Begin
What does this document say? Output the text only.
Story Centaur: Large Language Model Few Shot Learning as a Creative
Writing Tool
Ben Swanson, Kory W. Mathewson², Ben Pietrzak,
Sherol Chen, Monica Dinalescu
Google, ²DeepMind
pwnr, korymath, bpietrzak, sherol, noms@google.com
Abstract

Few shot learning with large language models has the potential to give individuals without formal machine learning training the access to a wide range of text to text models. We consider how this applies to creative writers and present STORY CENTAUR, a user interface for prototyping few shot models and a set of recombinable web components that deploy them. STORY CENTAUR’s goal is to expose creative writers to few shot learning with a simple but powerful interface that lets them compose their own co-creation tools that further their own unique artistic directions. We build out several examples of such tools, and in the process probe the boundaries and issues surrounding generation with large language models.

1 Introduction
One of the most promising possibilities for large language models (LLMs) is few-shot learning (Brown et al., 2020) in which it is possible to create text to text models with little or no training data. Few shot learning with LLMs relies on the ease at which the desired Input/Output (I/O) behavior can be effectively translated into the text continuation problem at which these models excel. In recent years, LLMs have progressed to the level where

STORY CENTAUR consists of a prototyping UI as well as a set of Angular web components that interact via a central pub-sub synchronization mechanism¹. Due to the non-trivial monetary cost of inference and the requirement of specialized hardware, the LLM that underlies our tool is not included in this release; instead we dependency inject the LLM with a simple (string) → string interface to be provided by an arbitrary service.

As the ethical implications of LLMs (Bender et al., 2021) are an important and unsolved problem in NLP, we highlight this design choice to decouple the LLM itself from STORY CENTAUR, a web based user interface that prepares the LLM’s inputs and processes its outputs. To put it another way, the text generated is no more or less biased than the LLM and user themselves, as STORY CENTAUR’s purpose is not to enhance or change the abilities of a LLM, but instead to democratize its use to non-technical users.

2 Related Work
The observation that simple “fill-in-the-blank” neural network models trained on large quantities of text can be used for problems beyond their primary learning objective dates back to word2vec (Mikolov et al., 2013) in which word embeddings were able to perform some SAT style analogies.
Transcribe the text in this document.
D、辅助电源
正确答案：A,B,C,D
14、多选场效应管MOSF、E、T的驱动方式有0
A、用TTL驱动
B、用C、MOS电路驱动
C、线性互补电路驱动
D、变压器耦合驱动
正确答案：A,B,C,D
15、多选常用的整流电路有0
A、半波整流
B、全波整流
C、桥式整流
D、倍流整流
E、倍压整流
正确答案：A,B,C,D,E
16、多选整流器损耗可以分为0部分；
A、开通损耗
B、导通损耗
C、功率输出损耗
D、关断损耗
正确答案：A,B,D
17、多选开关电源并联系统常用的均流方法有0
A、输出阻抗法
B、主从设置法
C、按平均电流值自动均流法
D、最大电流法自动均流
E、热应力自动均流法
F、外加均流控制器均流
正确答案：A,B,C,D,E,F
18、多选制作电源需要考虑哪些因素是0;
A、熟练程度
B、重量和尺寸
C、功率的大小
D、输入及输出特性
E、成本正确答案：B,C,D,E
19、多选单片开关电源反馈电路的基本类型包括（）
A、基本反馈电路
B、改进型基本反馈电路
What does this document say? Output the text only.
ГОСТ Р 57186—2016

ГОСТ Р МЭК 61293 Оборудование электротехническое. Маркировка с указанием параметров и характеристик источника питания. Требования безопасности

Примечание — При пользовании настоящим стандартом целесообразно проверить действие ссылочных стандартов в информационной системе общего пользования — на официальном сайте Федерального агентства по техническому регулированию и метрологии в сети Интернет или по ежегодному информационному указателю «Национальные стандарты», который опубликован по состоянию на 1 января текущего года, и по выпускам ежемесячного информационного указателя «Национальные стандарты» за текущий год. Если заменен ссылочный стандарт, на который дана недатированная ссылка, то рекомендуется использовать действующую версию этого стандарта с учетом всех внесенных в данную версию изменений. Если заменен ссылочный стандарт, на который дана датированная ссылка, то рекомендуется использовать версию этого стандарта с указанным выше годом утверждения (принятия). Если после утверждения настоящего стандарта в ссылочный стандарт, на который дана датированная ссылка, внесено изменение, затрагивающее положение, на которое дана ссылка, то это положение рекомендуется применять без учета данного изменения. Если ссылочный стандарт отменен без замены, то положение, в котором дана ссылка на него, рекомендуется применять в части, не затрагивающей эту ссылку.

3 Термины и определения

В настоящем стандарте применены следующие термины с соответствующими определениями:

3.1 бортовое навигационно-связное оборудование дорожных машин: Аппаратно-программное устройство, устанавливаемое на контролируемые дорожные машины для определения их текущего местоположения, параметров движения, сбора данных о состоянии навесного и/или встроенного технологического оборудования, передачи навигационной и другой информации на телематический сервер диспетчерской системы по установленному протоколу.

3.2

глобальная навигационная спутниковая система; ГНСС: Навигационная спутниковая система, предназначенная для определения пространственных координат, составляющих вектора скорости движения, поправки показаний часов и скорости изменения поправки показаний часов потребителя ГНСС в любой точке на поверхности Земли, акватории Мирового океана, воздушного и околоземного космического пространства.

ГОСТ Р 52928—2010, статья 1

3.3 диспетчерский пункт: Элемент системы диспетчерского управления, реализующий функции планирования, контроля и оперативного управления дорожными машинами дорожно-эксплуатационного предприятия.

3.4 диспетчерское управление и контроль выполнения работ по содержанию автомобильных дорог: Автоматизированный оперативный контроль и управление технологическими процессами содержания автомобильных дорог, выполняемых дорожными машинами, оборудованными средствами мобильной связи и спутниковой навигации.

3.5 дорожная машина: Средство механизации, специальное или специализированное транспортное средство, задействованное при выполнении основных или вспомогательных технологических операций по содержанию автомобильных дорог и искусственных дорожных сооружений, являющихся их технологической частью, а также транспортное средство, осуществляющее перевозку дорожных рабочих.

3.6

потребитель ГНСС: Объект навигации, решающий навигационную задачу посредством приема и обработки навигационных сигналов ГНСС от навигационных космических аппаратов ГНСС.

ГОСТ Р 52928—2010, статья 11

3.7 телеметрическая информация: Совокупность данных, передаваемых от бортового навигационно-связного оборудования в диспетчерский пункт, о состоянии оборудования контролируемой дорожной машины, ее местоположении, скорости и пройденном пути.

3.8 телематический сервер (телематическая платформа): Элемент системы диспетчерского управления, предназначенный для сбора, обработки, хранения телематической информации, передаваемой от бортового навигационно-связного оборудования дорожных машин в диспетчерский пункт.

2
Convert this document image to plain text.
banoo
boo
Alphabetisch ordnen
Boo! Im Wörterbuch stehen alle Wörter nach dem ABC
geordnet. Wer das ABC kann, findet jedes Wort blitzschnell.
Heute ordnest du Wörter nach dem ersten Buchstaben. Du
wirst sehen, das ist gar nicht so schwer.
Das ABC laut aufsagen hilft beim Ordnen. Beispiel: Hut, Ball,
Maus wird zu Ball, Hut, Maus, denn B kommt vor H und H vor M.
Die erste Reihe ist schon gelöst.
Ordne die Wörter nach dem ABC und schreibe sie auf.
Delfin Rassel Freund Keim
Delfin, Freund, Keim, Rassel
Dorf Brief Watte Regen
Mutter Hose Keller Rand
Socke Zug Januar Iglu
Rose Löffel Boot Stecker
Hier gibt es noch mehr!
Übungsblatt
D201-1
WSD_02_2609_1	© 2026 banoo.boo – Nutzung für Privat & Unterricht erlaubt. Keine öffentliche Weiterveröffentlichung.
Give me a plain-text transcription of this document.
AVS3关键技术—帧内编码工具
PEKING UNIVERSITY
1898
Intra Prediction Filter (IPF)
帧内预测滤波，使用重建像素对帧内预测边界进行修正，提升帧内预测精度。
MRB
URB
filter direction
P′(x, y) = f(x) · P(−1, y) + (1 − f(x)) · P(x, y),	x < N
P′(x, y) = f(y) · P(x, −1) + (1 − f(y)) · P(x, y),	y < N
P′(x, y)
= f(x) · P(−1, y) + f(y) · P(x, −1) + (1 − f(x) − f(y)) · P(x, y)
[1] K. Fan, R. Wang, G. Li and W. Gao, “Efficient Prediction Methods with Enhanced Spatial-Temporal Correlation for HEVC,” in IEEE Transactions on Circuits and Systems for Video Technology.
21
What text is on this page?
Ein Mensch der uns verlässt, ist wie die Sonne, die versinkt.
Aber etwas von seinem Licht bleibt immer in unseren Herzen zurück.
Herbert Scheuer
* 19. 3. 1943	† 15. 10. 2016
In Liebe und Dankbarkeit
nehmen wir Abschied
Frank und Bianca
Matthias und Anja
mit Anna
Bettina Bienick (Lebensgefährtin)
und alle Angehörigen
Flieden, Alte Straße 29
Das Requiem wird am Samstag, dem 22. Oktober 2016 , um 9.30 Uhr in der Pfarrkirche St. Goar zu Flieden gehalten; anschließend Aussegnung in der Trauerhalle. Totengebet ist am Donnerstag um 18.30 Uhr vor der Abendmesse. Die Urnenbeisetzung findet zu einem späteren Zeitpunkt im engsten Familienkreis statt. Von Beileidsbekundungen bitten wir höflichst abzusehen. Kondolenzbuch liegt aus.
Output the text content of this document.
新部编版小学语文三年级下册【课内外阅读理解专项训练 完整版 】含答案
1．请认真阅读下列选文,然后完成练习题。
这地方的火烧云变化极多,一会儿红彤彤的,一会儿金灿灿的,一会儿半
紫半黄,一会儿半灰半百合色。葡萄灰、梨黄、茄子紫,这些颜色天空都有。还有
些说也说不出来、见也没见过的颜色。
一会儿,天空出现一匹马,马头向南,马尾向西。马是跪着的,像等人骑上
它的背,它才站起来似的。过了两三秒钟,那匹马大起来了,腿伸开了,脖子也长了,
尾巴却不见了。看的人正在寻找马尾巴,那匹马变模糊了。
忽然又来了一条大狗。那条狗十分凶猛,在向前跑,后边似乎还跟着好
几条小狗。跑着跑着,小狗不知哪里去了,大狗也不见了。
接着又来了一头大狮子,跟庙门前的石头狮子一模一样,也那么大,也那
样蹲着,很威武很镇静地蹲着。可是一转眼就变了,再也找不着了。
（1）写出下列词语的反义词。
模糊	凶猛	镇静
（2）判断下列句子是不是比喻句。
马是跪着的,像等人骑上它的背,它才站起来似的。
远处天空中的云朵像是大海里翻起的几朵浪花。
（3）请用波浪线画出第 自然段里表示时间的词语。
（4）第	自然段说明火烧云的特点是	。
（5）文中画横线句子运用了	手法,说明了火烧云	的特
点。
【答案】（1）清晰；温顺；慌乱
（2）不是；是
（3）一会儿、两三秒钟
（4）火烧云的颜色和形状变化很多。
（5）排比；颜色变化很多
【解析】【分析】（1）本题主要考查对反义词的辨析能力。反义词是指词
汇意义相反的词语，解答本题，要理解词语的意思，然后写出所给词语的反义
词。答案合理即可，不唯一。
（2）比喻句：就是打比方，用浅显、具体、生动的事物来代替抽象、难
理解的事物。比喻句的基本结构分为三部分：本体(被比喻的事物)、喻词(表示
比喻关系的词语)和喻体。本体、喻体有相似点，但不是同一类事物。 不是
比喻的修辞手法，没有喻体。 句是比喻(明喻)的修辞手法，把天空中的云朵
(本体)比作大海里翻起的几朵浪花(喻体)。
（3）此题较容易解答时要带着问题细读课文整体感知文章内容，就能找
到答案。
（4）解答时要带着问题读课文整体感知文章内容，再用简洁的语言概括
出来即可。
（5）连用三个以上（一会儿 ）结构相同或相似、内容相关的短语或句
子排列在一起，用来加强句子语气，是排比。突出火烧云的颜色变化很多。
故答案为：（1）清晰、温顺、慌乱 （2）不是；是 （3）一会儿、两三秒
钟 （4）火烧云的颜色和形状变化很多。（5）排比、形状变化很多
End
■ Goal ■
Above are the records; copy every line in them that holds the word "скорости".

■ Exercise response ■
глобальная навигационная спутниковая система; ГНСС: Навигационная спутниковая система, предназначенная для определения пространственных координат, составляющих вектора скорости движения, поправки показаний часов и скорости изменения поправки показаний часов потребителя ГНСС в любой точке на поверхности Земли, акватории Мирового океана, воздушного и околоземного космического пространства.
3.7 телеметрическая информация: Совокупность данных, передаваемых от бортового навигационно-связного оборудования в диспетчерский пункт, о состоянии оборудования контролируемой дорожной машины, ее местоположении, скорости и пройденном пути.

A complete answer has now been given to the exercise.